# Goal of the exercise
Determine the number of lines that contain the word "points", then state that number and nothing more.

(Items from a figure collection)
○ ○ ○ ○ ○ ○ ○

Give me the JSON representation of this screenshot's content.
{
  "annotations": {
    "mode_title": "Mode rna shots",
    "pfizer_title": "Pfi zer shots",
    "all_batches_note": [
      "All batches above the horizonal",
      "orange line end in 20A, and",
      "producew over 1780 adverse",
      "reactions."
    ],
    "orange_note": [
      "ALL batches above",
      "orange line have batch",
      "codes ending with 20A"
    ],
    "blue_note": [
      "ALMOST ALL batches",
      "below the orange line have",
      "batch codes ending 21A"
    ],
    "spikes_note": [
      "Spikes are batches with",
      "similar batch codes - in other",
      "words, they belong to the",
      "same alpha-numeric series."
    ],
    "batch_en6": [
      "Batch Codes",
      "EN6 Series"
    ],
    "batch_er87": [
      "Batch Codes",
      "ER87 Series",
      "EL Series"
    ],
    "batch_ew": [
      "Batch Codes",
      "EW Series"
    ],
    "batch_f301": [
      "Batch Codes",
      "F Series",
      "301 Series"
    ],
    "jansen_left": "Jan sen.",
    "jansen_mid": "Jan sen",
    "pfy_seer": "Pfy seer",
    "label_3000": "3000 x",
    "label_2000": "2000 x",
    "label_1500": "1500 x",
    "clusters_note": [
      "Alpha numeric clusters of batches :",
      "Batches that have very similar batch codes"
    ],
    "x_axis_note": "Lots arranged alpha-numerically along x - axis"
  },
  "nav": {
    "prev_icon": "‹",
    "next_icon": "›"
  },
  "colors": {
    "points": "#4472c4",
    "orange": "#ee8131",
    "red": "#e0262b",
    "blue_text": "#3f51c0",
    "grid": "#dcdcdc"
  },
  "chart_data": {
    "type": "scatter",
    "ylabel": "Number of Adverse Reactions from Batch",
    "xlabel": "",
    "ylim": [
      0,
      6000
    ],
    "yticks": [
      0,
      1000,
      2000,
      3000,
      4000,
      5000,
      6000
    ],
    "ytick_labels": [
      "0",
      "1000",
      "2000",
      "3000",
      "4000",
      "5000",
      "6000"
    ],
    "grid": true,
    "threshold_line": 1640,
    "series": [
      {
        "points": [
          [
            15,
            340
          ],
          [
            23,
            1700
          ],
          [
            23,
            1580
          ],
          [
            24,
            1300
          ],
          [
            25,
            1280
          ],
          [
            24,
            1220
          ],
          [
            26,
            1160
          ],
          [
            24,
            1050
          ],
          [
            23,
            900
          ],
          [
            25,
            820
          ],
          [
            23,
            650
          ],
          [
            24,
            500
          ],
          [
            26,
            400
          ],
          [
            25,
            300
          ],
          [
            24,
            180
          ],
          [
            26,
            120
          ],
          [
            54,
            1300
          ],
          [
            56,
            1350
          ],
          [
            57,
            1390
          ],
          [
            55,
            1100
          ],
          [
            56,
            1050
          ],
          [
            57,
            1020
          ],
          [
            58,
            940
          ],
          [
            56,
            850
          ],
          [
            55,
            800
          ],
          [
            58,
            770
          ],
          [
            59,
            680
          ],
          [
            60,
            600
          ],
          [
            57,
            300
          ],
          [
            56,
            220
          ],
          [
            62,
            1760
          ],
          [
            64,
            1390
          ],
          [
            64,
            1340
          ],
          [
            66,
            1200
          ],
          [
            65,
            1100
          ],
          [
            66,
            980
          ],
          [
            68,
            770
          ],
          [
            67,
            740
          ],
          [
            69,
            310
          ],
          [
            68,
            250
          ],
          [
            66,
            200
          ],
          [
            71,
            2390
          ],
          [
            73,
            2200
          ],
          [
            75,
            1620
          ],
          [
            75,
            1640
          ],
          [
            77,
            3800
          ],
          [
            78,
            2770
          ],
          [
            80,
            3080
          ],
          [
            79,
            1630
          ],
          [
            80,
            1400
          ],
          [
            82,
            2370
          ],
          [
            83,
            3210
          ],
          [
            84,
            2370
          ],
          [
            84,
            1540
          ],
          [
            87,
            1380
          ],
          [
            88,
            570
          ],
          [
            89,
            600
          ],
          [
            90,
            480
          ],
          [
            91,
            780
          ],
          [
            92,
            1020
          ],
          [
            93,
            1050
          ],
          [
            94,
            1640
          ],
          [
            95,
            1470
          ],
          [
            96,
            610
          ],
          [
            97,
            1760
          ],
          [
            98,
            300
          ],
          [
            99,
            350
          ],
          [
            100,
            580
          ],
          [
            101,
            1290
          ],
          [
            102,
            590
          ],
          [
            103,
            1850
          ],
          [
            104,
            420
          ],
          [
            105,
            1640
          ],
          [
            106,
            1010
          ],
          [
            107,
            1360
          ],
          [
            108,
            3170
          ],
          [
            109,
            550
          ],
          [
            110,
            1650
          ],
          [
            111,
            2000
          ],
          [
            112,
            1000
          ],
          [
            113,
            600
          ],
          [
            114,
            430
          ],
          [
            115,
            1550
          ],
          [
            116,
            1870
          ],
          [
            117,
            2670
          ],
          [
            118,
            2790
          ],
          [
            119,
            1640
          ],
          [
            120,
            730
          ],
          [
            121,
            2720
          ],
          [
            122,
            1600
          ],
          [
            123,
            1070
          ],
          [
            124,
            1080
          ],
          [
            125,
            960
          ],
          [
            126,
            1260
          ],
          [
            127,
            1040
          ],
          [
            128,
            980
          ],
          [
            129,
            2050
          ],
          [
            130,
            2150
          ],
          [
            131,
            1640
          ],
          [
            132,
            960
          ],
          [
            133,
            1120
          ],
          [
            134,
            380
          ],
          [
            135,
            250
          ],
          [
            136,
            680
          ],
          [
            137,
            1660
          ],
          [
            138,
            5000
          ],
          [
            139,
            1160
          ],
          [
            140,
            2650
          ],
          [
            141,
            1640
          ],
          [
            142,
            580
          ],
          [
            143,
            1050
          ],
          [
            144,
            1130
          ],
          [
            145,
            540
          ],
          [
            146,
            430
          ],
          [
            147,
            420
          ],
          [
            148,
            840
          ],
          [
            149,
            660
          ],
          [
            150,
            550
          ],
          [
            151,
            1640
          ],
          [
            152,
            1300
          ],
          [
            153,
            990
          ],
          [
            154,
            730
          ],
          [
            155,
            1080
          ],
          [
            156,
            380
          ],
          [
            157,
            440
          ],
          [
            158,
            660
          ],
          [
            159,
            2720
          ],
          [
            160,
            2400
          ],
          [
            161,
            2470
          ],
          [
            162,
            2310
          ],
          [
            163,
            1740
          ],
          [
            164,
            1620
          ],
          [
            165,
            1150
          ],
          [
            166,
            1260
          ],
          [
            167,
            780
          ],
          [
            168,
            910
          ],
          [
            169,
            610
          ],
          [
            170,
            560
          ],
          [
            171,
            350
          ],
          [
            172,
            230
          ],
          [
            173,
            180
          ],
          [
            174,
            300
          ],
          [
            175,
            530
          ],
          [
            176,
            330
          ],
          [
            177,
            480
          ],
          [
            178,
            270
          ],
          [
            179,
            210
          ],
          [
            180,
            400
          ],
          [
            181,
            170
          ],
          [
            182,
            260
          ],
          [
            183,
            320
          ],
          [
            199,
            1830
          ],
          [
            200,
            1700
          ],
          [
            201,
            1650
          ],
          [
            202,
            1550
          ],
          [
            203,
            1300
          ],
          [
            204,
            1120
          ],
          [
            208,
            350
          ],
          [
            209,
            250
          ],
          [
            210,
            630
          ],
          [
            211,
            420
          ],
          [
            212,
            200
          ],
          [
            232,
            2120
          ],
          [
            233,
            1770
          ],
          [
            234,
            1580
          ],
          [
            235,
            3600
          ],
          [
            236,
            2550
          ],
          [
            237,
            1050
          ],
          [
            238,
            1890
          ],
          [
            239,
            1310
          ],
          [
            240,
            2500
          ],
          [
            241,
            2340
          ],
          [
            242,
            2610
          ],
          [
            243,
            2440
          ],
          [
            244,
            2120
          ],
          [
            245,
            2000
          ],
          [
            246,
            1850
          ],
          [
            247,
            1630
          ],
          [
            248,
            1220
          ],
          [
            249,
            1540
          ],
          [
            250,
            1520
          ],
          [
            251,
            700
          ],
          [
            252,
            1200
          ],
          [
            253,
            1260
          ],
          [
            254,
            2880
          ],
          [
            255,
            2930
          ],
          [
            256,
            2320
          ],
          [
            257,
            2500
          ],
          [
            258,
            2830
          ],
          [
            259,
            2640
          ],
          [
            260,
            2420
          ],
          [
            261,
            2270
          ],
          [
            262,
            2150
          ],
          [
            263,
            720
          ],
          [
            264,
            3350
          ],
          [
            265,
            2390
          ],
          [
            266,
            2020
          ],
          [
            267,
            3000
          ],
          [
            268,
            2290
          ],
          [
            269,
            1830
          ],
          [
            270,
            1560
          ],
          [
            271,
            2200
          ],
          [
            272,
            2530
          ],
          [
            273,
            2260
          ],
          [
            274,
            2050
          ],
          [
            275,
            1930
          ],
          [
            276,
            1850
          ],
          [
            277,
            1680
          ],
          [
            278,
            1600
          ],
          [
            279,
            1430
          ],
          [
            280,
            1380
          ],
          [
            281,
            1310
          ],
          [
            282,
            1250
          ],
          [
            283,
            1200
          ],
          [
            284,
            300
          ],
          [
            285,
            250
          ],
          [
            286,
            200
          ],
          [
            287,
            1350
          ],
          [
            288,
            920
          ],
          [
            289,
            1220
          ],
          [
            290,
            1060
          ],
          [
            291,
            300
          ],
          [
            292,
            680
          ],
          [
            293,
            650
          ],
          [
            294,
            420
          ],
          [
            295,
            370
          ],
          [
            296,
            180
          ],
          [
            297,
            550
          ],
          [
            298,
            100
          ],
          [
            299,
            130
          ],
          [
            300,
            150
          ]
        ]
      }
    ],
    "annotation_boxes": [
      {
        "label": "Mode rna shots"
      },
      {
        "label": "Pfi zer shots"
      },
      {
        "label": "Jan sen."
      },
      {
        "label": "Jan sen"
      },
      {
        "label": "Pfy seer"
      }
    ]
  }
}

○ ○ ○ ○ ○ ○ ○

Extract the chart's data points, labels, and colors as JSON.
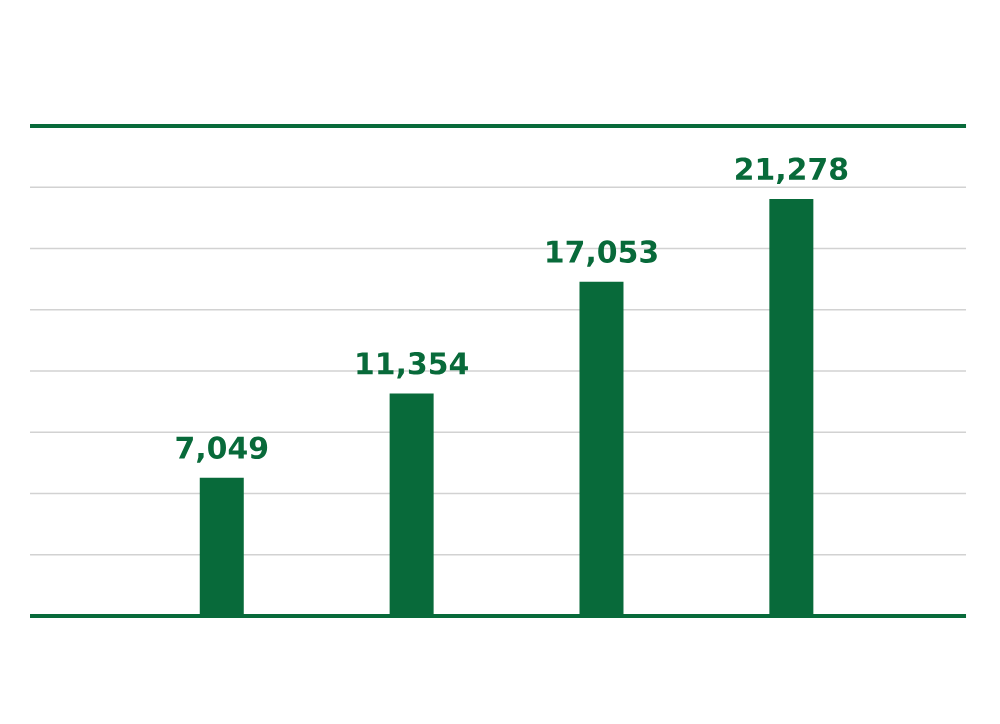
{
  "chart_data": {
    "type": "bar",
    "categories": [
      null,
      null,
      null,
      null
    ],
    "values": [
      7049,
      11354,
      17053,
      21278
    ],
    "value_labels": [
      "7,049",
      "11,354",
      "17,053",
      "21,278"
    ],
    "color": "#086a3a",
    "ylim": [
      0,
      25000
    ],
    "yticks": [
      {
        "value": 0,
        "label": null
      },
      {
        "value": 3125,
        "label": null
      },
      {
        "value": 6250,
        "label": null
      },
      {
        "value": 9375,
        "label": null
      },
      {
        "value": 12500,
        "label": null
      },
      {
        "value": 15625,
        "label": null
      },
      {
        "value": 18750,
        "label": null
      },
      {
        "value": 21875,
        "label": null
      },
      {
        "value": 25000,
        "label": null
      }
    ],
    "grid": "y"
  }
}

○ ○ ○ ○ ○ ○ ○

# Output below
3